All of the data needs to be repeated exactly.

_ _ _ _

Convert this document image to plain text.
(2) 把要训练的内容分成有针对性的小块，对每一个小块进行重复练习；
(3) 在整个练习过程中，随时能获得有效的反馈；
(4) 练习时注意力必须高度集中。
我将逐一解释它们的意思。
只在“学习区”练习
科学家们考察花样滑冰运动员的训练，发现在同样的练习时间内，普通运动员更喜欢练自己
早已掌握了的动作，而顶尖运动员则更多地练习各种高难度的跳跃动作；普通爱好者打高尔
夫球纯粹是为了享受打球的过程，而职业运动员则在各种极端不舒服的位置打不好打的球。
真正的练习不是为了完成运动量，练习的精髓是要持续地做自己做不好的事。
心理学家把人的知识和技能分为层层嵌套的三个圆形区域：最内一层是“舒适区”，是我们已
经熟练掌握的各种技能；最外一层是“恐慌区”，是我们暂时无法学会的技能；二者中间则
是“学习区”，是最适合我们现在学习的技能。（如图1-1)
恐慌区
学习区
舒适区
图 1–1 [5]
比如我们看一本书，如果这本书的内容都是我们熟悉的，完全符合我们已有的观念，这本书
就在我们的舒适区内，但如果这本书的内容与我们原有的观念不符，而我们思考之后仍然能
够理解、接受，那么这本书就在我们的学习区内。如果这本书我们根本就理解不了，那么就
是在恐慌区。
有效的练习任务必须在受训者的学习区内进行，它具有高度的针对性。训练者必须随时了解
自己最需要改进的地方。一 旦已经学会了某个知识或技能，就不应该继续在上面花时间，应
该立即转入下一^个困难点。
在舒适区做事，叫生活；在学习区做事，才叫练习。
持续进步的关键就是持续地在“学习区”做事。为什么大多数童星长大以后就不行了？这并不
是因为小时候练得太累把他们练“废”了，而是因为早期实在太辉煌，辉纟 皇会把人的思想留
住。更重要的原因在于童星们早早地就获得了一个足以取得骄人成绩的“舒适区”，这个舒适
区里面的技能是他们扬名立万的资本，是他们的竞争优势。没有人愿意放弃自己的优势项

_ _ _ _

* EXPECTED ANSWER *
Convert this document image to plain text.
(2) 把要训练的内容分成有针对性的小块，对每一个小块进行重复练习；
(3) 在整个练习过程中，随时能获得有效的反馈；
(4) 练习时注意力必须高度集中。
我将逐一解释它们的意思。
只在“学习区”练习
科学家们考察花样滑冰运动员的训练，发现在同样的练习时间内，普通运动员更喜欢练自己
早已掌握了的动作，而顶尖运动员则更多地练习各种高难度的跳跃动作；普通爱好者打高尔
夫球纯粹是为了享受打球的过程，而职业运动员则在各种极端不舒服的位置打不好打的球。
真正的练习不是为了完成运动量，练习的精髓是要持续地做自己做不好的事。
心理学家把人的知识和技能分为层层嵌套的三个圆形区域：最内一层是“舒适区”，是我们已
经熟练掌握的各种技能；最外一层是“恐慌区”，是我们暂时无法学会的技能；二者中间则
是“学习区”，是最适合我们现在学习的技能。（如图1-1)
恐慌区
学习区
舒适区
图 1–1 [5]
比如我们看一本书，如果这本书的内容都是我们熟悉的，完全符合我们已有的观念，这本书
就在我们的舒适区内，但如果这本书的内容与我们原有的观念不符，而我们思考之后仍然能
够理解、接受，那么这本书就在我们的学习区内。如果这本书我们根本就理解不了，那么就
是在恐慌区。
有效的练习任务必须在受训者的学习区内进行，它具有高度的针对性。训练者必须随时了解
自己最需要改进的地方。一 旦已经学会了某个知识或技能，就不应该继续在上面花时间，应
该立即转入下一^个困难点。
在舒适区做事，叫生活；在学习区做事，才叫练习。
持续进步的关键就是持续地在“学习区”做事。为什么大多数童星长大以后就不行了？这并不
是因为小时候练得太累把他们练“废”了，而是因为早期实在太辉煌，辉纟 皇会把人的思想留
住。更重要的原因在于童星们早早地就获得了一个足以取得骄人成绩的“舒适区”，这个舒适
区里面的技能是他们扬名立万的资本，是他们的竞争优势。没有人愿意放弃自己的优势项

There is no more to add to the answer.